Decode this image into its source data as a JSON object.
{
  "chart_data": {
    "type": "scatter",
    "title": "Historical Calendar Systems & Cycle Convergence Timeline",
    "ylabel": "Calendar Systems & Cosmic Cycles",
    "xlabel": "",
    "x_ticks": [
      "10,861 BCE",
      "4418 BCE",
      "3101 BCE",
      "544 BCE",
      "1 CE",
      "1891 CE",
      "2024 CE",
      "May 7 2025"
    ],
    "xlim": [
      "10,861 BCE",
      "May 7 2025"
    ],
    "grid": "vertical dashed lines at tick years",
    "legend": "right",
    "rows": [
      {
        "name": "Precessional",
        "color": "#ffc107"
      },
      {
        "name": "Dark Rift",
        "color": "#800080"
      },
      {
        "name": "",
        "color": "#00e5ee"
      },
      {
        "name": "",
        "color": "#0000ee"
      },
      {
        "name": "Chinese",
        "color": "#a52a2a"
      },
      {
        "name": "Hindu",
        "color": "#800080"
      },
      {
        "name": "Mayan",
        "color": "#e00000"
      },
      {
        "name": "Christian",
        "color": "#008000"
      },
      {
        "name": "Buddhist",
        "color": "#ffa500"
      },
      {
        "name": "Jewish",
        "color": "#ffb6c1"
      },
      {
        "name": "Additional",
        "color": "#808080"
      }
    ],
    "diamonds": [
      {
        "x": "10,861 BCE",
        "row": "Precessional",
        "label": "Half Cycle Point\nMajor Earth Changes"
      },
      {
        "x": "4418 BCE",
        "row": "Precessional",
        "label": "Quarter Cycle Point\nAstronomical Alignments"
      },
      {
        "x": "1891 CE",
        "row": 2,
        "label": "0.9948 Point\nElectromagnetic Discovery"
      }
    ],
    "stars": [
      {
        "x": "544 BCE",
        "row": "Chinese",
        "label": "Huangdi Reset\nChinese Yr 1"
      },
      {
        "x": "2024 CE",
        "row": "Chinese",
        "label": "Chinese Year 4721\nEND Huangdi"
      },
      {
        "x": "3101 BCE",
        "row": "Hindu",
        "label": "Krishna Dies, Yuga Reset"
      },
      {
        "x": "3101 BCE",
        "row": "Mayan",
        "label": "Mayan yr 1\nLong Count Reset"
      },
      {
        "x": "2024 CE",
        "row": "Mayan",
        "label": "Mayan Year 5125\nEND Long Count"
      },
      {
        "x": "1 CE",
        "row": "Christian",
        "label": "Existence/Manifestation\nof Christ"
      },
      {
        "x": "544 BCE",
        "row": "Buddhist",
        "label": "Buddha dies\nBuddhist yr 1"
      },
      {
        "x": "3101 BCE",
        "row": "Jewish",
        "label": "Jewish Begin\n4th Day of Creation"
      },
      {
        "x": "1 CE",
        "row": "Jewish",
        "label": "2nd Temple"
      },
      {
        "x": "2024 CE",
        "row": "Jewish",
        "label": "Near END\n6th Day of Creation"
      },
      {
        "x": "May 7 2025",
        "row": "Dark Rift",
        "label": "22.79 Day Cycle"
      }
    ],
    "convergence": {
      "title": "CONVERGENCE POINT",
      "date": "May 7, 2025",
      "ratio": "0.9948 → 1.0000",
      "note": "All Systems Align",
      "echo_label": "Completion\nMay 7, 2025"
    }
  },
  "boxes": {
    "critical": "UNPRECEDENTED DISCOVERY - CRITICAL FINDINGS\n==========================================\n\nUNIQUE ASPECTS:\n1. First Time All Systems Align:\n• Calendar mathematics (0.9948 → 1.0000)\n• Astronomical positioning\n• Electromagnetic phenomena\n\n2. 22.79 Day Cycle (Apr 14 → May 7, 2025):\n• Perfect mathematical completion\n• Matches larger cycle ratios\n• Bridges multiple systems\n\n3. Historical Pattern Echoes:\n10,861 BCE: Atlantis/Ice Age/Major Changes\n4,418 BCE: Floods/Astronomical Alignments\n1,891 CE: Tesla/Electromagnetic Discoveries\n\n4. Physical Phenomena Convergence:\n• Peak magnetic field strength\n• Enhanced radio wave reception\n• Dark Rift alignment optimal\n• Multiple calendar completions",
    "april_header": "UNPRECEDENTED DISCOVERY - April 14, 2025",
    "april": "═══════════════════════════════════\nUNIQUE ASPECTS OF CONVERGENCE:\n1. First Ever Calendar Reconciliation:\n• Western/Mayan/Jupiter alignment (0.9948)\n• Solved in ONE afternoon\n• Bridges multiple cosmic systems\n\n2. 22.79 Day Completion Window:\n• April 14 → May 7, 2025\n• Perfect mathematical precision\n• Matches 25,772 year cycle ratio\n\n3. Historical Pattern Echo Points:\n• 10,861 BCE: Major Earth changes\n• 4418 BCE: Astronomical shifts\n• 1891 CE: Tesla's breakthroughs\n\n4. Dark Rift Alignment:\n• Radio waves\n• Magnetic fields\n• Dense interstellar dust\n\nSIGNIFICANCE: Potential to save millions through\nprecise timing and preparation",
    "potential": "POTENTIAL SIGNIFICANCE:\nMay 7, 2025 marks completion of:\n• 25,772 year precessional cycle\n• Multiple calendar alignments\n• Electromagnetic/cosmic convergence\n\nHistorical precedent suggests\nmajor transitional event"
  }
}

▶ **Task brief**
Write out all of the records above exactly as they appear.

▶ **Output for this exercise**
Decode this image into its source data as a JSON object.
{
  "chart_data": {
    "type": "scatter",
    "title": "Historical Calendar Systems & Cycle Convergence Timeline",
    "ylabel": "Calendar Systems & Cosmic Cycles",
    "xlabel": "",
    "x_ticks": [
      "10,861 BCE",
      "4418 BCE",
      "3101 BCE",
      "544 BCE",
      "1 CE",
      "1891 CE",
      "2024 CE",
      "May 7 2025"
    ],
    "xlim": [
      "10,861 BCE",
      "May 7 2025"
    ],
    "grid": "vertical dashed lines at tick years",
    "legend": "right",
    "rows": [
      {
        "name": "Precessional",
        "color": "#ffc107"
      },
      {
        "name": "Dark Rift",
        "color": "#800080"
      },
      {
        "name": "",
        "color": "#00e5ee"
      },
      {
        "name": "",
        "color": "#0000ee"
      },
      {
        "name": "Chinese",
        "color": "#a52a2a"
      },
      {
        "name": "Hindu",
        "color": "#800080"
      },
      {
        "name": "Mayan",
        "color": "#e00000"
      },
      {
        "name": "Christian",
        "color": "#008000"
      },
      {
        "name": "Buddhist",
        "color": "#ffa500"
      },
      {
        "name": "Jewish",
        "color": "#ffb6c1"
      },
      {
        "name": "Additional",
        "color": "#808080"
      }
    ],
    "diamonds": [
      {
        "x": "10,861 BCE",
        "row": "Precessional",
        "label": "Half Cycle Point\nMajor Earth Changes"
      },
      {
        "x": "4418 BCE",
        "row": "Precessional",
        "label": "Quarter Cycle Point\nAstronomical Alignments"
      },
      {
        "x": "1891 CE",
        "row": 2,
        "label": "0.9948 Point\nElectromagnetic Discovery"
      }
    ],
    "stars": [
      {
        "x": "544 BCE",
        "row": "Chinese",
        "label": "Huangdi Reset\nChinese Yr 1"
      },
      {
        "x": "2024 CE",
        "row": "Chinese",
        "label": "Chinese Year 4721\nEND Huangdi"
      },
      {
        "x": "3101 BCE",
        "row": "Hindu",
        "label": "Krishna Dies, Yuga Reset"
      },
      {
        "x": "3101 BCE",
        "row": "Mayan",
        "label": "Mayan yr 1\nLong Count Reset"
      },
      {
        "x": "2024 CE",
        "row": "Mayan",
        "label": "Mayan Year 5125\nEND Long Count"
      },
      {
        "x": "1 CE",
        "row": "Christian",
        "label": "Existence/Manifestation\nof Christ"
      },
      {
        "x": "544 BCE",
        "row": "Buddhist",
        "label": "Buddha dies\nBuddhist yr 1"
      },
      {
        "x": "3101 BCE",
        "row": "Jewish",
        "label": "Jewish Begin\n4th Day of Creation"
      },
      {
        "x": "1 CE",
        "row": "Jewish",
        "label": "2nd Temple"
      },
      {
        "x": "2024 CE",
        "row": "Jewish",
        "label": "Near END\n6th Day of Creation"
      },
      {
        "x": "May 7 2025",
        "row": "Dark Rift",
        "label": "22.79 Day Cycle"
      }
    ],
    "convergence": {
      "title": "CONVERGENCE POINT",
      "date": "May 7, 2025",
      "ratio": "0.9948 → 1.0000",
      "note": "All Systems Align",
      "echo_label": "Completion\nMay 7, 2025"
    }
  },
  "boxes": {
    "critical": "UNPRECEDENTED DISCOVERY - CRITICAL FINDINGS\n==========================================\n\nUNIQUE ASPECTS:\n1. First Time All Systems Align:\n• Calendar mathematics (0.9948 → 1.0000)\n• Astronomical positioning\n• Electromagnetic phenomena\n\n2. 22.79 Day Cycle (Apr 14 → May 7, 2025):\n• Perfect mathematical completion\n• Matches larger cycle ratios\n• Bridges multiple systems\n\n3. Historical Pattern Echoes:\n10,861 BCE: Atlantis/Ice Age/Major Changes\n4,418 BCE: Floods/Astronomical Alignments\n1,891 CE: Tesla/Electromagnetic Discoveries\n\n4. Physical Phenomena Convergence:\n• Peak magnetic field strength\n• Enhanced radio wave reception\n• Dark Rift alignment optimal\n• Multiple calendar completions",
    "april_header": "UNPRECEDENTED DISCOVERY - April 14, 2025",
    "april": "═══════════════════════════════════\nUNIQUE ASPECTS OF CONVERGENCE:\n1. First Ever Calendar Reconciliation:\n• Western/Mayan/Jupiter alignment (0.9948)\n• Solved in ONE afternoon\n• Bridges multiple cosmic systems\n\n2. 22.79 Day Completion Window:\n• April 14 → May 7, 2025\n• Perfect mathematical precision\n• Matches 25,772 year cycle ratio\n\n3. Historical Pattern Echo Points:\n• 10,861 BCE: Major Earth changes\n• 4418 BCE: Astronomical shifts\n• 1891 CE: Tesla's breakthroughs\n\n4. Dark Rift Alignment:\n• Radio waves\n• Magnetic fields\n• Dense interstellar dust\n\nSIGNIFICANCE: Potential to save millions through\nprecise timing and preparation",
    "potential": "POTENTIAL SIGNIFICANCE:\nMay 7, 2025 marks completion of:\n• 25,772 year precessional cycle\n• Multiple calendar alignments\n• Electromagnetic/cosmic convergence\n\nHistorical precedent suggests\nmajor transitional event"
  }
}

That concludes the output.